### Provided material
----------

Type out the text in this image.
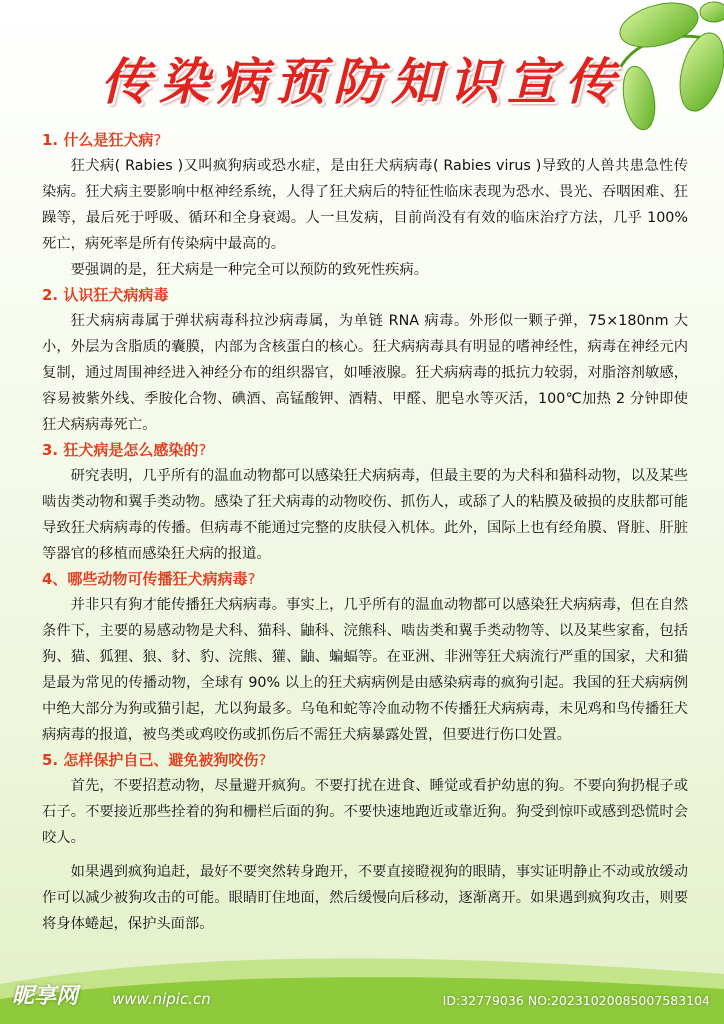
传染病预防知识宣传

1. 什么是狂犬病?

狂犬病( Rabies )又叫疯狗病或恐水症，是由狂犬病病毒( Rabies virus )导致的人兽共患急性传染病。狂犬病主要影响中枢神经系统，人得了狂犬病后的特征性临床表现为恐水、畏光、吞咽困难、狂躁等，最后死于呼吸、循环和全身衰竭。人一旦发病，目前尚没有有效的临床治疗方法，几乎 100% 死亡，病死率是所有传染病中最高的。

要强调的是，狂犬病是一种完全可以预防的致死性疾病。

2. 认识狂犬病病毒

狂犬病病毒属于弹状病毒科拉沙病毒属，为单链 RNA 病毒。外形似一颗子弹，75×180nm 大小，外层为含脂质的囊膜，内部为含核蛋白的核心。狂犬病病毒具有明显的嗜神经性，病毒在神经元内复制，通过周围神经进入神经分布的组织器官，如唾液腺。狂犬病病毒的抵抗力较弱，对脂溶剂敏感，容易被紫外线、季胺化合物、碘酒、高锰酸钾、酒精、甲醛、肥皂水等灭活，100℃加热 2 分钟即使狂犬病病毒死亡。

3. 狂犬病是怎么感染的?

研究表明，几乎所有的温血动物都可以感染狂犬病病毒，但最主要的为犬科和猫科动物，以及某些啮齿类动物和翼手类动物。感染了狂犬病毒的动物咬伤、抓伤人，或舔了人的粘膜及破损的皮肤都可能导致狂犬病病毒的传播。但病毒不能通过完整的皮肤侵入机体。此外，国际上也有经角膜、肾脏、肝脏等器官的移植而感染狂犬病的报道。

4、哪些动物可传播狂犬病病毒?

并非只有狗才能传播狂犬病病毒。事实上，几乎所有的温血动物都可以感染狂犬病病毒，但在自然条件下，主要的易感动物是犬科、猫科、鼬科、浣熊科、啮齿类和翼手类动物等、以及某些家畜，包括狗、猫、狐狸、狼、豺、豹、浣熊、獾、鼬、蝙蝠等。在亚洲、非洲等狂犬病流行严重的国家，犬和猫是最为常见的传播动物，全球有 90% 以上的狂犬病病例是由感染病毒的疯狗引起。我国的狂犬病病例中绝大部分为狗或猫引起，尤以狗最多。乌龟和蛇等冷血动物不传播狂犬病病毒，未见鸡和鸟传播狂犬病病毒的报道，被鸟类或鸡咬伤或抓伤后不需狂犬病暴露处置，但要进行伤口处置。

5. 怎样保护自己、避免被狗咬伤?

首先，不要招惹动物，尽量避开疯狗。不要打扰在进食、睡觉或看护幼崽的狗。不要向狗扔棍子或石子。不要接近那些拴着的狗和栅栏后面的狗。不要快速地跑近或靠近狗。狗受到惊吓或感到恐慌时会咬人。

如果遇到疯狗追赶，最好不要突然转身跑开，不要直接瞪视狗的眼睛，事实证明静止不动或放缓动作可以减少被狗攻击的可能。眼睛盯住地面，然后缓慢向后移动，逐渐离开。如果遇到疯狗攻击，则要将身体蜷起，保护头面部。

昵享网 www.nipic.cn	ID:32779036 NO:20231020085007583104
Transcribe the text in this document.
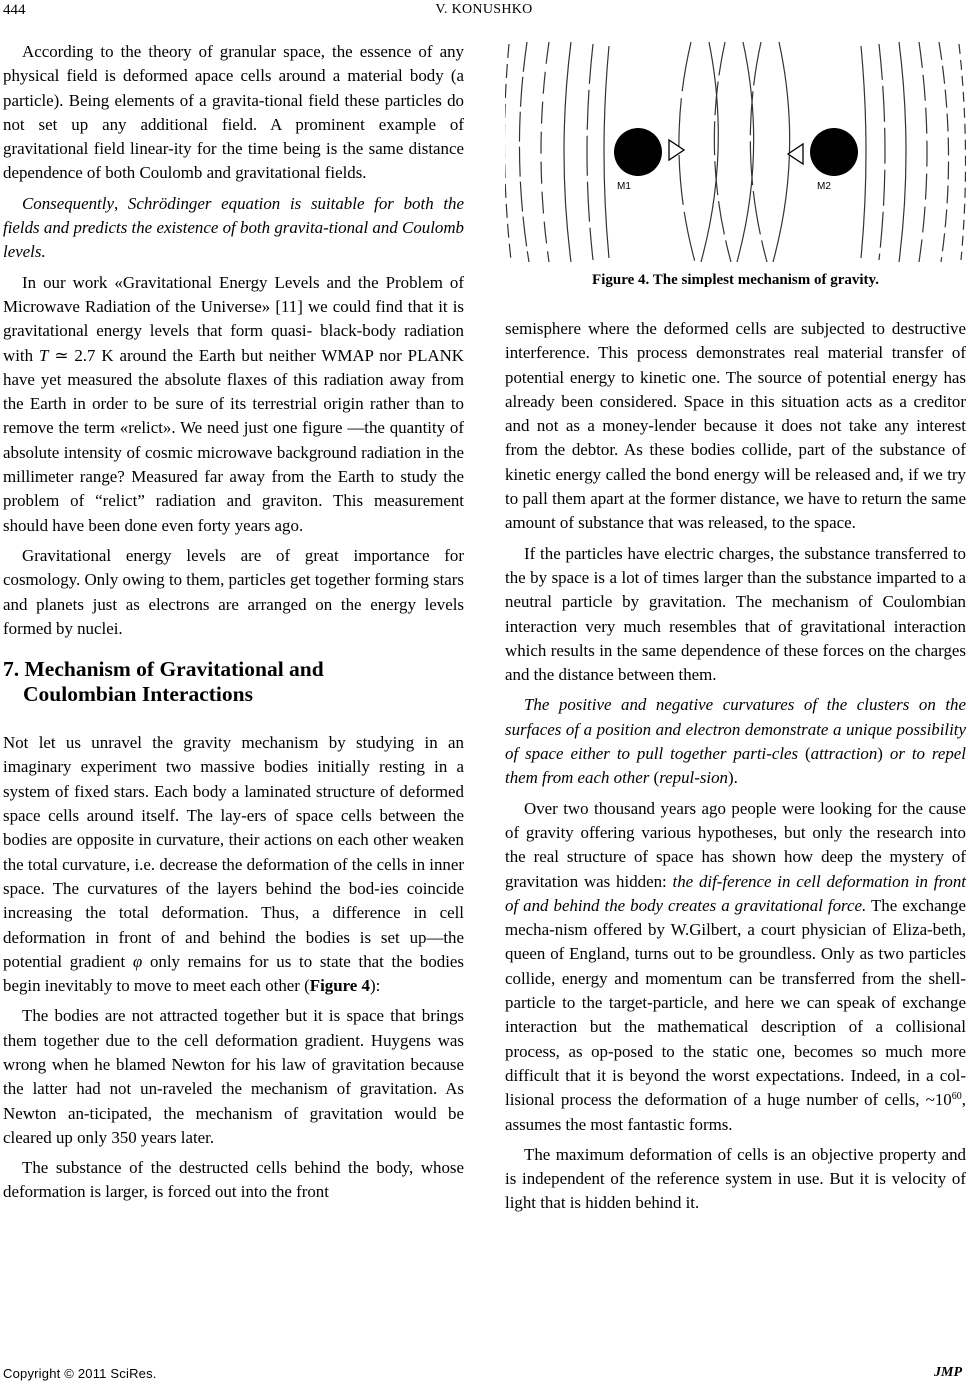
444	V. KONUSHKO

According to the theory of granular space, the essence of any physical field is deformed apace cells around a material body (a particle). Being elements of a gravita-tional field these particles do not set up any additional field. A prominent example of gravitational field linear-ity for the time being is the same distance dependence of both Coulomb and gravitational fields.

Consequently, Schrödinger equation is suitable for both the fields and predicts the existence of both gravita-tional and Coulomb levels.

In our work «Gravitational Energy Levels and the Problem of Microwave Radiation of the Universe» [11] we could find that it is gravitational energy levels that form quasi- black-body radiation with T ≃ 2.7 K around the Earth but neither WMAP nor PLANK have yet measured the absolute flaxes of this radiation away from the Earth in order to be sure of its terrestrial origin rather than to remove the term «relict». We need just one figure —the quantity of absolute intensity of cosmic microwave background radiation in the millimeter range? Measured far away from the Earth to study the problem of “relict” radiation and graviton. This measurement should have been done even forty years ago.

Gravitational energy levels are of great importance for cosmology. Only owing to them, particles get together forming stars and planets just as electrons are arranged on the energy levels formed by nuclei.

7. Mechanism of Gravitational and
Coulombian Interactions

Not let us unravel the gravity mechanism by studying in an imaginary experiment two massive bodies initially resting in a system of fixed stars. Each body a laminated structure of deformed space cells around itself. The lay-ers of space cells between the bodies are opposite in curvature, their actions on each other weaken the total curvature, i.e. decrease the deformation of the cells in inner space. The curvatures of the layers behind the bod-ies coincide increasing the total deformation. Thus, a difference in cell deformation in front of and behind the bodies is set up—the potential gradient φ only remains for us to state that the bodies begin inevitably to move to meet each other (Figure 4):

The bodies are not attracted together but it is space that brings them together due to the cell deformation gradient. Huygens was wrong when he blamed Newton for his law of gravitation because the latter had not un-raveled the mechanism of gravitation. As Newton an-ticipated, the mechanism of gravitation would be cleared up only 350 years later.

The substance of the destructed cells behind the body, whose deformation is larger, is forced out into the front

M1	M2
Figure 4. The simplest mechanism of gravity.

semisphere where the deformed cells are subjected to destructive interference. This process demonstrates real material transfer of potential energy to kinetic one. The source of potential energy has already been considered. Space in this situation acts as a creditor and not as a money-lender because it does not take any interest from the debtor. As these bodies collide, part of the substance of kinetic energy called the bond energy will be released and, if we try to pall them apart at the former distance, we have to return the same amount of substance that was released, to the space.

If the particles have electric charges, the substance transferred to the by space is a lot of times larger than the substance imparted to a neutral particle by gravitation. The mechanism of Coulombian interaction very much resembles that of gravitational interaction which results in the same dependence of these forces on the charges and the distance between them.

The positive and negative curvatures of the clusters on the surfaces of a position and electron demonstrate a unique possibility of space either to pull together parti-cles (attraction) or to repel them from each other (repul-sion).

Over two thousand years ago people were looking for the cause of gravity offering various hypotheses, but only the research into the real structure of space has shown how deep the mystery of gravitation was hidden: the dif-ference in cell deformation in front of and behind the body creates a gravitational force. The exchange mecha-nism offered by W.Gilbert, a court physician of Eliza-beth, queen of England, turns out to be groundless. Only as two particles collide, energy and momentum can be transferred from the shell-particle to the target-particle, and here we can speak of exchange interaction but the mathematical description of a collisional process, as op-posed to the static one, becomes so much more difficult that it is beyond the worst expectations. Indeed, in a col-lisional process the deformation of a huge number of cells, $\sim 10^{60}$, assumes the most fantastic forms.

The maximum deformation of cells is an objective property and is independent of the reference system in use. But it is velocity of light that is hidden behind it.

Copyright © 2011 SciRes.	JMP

----------

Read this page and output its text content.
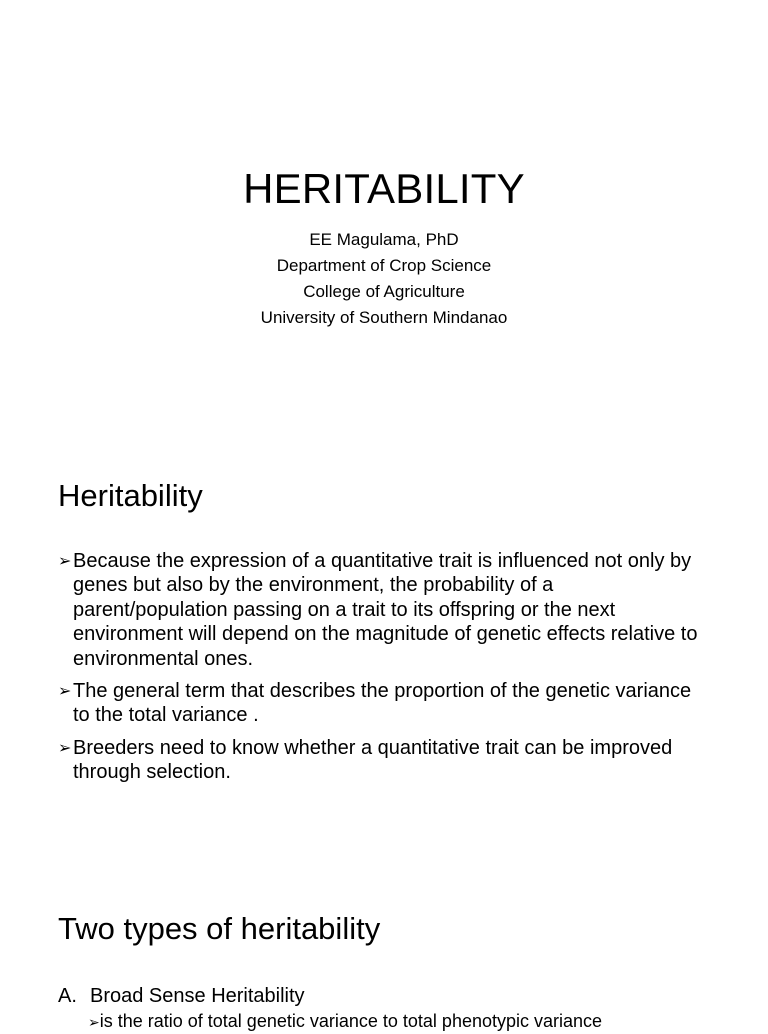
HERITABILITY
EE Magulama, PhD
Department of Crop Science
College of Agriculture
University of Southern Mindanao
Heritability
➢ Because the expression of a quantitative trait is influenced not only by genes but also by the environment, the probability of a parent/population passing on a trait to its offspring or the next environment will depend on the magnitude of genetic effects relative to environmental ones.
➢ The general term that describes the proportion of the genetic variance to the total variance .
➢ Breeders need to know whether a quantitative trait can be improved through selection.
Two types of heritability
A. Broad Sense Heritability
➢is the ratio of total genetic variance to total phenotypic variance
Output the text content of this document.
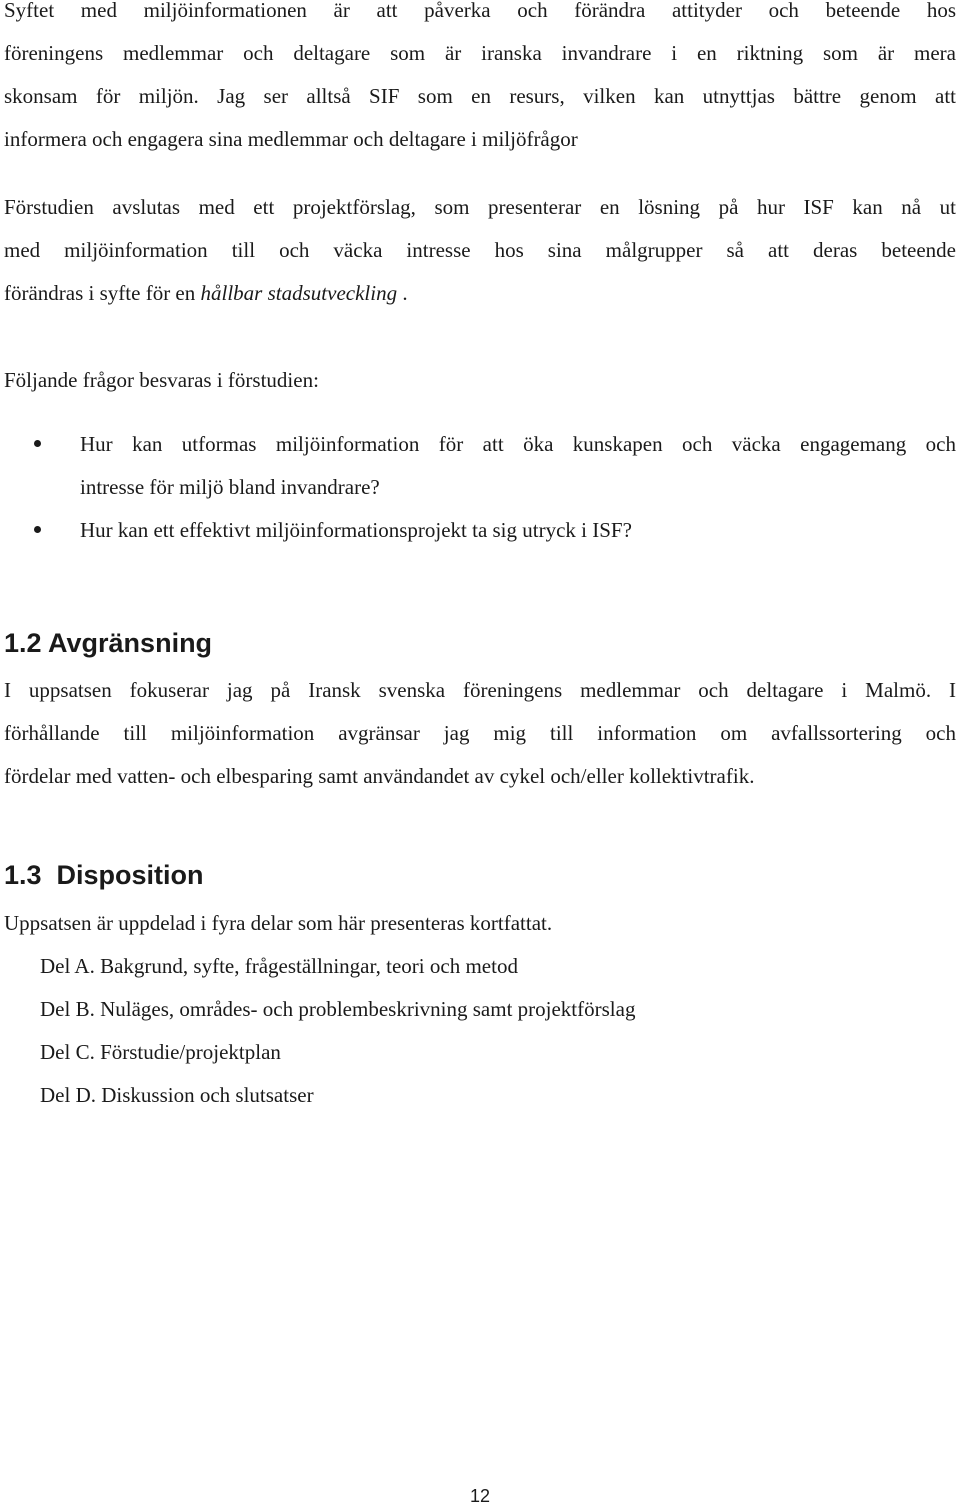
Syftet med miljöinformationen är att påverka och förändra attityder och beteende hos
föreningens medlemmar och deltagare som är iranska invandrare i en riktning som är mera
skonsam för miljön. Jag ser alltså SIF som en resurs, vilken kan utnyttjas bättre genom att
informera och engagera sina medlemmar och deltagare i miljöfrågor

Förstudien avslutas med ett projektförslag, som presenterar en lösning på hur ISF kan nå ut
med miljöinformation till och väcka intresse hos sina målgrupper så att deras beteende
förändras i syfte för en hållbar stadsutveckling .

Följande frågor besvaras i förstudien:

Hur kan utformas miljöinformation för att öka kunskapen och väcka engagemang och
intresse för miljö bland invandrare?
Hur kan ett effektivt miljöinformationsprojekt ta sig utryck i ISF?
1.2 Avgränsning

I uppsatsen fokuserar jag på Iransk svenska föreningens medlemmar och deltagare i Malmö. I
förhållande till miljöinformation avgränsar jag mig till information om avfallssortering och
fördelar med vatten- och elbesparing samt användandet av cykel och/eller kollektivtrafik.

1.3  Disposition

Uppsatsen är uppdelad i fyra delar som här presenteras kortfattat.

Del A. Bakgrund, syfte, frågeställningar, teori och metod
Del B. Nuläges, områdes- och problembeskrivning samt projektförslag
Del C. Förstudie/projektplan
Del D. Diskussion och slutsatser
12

----------

### Instructions to follow
What is needed is each line of the entries that contains the word "medlemmar".

### Solution to the problem
föreningens medlemmar och deltagare som är iranska invandrare i en riktning som är mera
informera och engagera sina medlemmar och deltagare i miljöfrågor
I uppsatsen fokuserar jag på Iransk svenska föreningens medlemmar och deltagare i Malmö. I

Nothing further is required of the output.